= Material provided =
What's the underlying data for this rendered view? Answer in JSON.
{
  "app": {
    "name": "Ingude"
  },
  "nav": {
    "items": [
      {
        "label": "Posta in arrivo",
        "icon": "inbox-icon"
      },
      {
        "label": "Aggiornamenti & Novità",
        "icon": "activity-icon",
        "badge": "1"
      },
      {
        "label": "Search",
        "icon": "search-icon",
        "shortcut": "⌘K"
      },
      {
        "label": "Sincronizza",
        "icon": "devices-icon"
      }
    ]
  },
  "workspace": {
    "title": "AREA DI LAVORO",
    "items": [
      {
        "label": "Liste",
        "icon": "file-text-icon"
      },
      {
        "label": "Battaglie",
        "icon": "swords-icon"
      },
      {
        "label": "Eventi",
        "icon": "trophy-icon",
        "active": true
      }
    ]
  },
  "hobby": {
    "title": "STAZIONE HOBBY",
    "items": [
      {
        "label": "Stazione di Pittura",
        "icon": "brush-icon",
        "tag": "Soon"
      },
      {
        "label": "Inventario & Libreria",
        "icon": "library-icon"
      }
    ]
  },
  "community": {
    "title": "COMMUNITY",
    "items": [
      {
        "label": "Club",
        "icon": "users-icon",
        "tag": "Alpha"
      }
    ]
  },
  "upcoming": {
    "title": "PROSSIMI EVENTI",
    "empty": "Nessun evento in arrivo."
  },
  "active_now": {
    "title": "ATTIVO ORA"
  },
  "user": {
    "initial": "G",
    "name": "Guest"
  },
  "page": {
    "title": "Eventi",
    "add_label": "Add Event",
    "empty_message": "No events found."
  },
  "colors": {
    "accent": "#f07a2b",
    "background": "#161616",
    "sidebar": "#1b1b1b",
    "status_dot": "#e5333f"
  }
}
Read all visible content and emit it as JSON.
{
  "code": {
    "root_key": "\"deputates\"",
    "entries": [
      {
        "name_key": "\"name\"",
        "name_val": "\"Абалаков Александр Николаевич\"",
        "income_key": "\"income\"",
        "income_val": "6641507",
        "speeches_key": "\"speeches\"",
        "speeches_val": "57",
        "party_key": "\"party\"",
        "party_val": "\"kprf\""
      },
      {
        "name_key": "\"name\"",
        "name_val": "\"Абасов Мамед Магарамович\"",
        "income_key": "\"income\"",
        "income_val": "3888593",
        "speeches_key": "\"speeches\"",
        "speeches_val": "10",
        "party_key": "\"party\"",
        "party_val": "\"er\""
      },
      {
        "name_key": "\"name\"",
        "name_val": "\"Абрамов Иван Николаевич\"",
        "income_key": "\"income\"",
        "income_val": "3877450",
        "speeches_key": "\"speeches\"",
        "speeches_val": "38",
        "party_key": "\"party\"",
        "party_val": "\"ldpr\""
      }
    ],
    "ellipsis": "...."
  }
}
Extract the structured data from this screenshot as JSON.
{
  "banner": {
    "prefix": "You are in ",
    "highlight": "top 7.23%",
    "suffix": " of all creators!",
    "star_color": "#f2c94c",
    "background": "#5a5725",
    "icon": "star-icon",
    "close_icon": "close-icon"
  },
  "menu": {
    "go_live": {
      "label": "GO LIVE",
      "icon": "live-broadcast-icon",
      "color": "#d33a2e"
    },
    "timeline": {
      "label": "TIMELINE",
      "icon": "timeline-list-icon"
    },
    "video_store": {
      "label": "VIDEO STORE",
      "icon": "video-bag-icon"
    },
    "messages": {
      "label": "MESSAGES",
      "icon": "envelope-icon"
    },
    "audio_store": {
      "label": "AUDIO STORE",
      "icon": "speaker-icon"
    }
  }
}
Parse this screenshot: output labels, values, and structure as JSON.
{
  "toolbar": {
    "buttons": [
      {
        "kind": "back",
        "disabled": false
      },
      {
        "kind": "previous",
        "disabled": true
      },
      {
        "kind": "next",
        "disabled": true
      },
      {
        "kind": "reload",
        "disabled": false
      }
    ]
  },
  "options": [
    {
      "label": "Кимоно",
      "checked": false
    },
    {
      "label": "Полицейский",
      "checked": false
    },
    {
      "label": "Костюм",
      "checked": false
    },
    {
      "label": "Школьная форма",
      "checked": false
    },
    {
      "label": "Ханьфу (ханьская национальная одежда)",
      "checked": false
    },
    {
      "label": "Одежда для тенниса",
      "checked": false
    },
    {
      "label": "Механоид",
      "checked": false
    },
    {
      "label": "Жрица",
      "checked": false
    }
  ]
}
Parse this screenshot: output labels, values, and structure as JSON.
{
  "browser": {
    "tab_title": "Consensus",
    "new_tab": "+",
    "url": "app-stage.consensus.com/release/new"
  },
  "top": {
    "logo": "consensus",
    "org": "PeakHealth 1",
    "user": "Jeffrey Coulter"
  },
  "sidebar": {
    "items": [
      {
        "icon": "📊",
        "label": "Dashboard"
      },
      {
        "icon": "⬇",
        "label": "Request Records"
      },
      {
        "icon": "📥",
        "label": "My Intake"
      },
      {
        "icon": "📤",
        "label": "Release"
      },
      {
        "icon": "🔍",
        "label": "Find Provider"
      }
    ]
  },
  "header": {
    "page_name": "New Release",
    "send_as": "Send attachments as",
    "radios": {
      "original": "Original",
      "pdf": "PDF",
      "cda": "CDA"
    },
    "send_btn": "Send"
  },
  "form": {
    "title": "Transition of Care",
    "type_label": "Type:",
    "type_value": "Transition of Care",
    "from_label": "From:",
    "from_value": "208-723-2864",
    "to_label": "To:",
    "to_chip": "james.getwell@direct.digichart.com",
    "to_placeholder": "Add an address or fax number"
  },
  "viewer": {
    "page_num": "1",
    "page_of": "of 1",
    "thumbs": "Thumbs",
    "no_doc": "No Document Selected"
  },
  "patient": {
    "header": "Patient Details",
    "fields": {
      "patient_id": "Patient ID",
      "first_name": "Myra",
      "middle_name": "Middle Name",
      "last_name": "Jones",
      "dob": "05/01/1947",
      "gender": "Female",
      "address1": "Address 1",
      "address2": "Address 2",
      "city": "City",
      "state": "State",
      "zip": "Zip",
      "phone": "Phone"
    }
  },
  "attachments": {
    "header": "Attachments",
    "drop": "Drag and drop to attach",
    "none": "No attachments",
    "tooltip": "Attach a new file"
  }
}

= Aim of the exercise =
Select from the material above each line in which the string "JSON" appears, and list those lines.

= Solution for this exercise =
What's the underlying data for this rendered view? Answer in JSON.
Read all visible content and emit it as JSON.
Extract the structured data from this screenshot as JSON.
Parse this screenshot: output labels, values, and structure as JSON.
Parse this screenshot: output labels, values, and structure as JSON.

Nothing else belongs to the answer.